BEGIN

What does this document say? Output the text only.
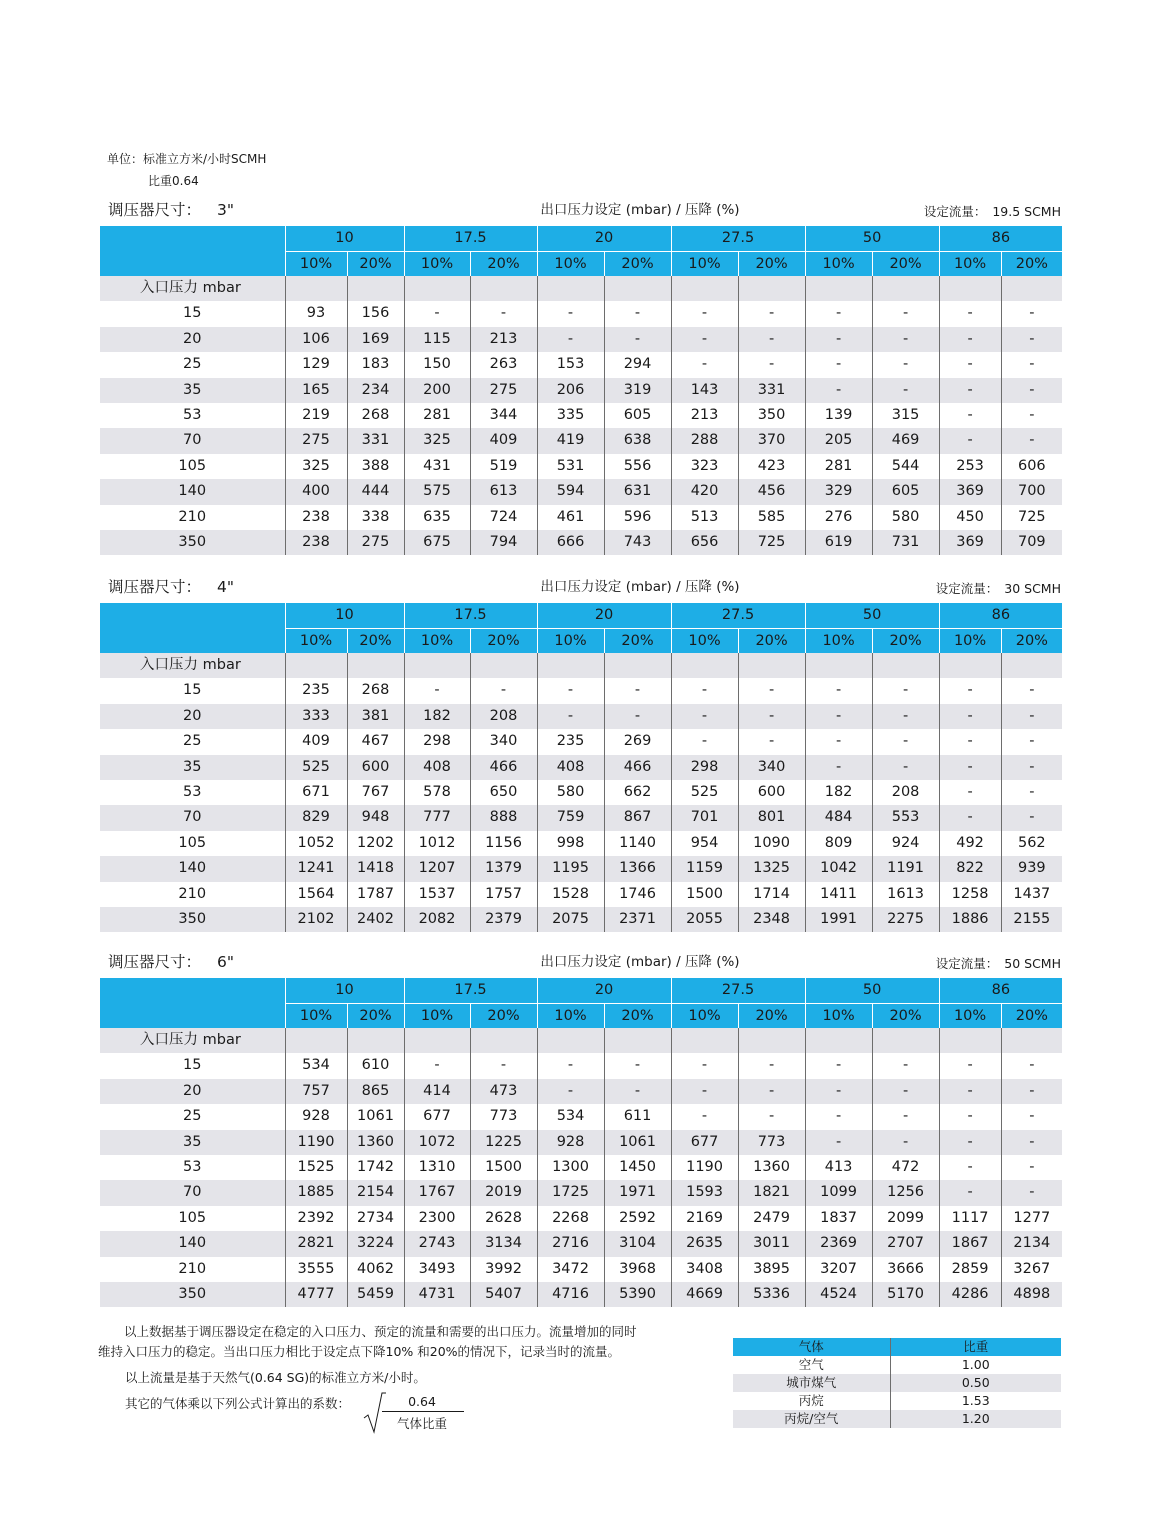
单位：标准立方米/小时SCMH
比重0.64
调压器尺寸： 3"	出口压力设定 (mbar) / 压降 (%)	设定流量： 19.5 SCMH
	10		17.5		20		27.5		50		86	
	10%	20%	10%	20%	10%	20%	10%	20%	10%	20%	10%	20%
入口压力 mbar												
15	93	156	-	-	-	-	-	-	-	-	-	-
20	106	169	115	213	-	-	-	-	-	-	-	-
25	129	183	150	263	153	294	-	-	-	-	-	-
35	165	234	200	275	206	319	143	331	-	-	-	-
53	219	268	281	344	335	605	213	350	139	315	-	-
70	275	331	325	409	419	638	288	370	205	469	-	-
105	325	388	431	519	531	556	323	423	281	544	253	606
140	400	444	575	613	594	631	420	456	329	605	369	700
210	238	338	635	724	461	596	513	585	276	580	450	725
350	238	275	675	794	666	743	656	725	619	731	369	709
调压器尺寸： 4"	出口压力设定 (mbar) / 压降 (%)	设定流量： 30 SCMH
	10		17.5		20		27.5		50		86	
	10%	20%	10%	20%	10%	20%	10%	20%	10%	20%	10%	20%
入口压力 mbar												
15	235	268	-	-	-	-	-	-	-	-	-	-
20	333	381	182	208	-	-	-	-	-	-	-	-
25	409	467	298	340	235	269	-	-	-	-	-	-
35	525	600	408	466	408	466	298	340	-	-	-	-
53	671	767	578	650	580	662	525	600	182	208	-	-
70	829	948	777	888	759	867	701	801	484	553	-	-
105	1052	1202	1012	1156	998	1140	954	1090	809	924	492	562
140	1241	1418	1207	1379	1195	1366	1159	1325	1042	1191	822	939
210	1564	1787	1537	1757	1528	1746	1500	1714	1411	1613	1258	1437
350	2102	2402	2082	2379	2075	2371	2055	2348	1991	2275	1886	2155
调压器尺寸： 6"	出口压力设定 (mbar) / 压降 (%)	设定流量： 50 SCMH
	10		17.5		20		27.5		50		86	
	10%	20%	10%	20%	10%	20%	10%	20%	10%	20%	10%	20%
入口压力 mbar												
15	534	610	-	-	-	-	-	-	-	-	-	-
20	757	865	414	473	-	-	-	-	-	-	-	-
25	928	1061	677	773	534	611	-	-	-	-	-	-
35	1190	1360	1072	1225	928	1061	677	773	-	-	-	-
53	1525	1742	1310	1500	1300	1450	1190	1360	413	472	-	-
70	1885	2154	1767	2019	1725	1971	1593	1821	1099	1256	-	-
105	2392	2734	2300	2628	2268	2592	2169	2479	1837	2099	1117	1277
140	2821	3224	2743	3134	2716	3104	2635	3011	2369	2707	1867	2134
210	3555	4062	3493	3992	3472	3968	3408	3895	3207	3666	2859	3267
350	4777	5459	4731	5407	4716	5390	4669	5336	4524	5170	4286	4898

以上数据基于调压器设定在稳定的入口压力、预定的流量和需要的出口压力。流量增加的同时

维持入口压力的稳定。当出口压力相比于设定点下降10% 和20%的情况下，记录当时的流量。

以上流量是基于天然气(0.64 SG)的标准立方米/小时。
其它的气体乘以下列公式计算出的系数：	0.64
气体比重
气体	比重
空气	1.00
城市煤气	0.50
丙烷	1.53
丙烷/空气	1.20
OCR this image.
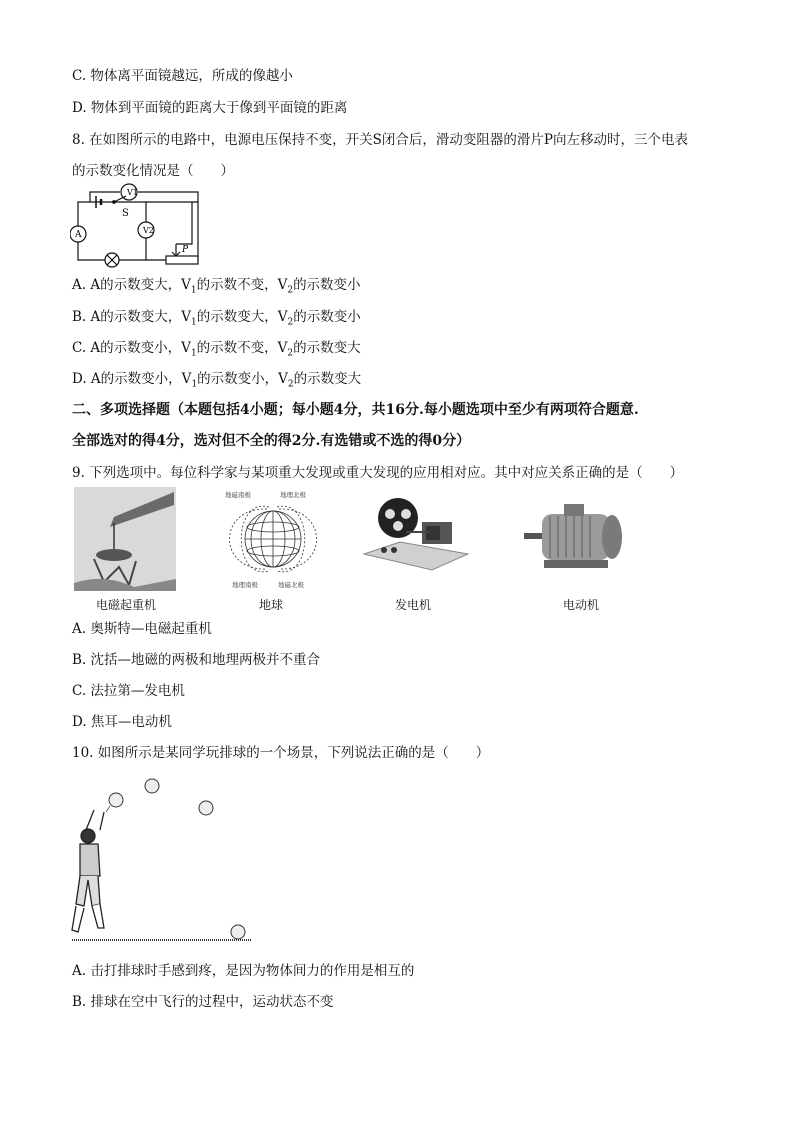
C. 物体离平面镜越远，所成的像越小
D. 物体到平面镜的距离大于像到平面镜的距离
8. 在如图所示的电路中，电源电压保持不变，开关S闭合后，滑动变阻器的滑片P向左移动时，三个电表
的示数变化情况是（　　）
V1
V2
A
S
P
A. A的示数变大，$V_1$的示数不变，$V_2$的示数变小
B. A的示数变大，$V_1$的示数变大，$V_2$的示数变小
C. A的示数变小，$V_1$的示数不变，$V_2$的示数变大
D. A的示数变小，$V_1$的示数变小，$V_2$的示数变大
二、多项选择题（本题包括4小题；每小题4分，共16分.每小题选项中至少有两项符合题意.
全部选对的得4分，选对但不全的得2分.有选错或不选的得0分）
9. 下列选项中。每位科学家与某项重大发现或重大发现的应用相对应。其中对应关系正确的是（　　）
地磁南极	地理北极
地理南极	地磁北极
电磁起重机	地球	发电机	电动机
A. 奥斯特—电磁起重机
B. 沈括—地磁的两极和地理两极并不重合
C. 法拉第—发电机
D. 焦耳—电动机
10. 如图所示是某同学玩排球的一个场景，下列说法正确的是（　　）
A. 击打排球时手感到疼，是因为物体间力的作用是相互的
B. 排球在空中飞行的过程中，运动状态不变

END

_PROBLEM TO SOLVE_. Locate and copy each line in the data above that includes the word "A的示数变大".

_COMPLETED TASK_.
A. A的示数变大，$V_1$的示数不变，$V_2$的示数变小
B. A的示数变大，$V_1$的示数变大，$V_2$的示数变小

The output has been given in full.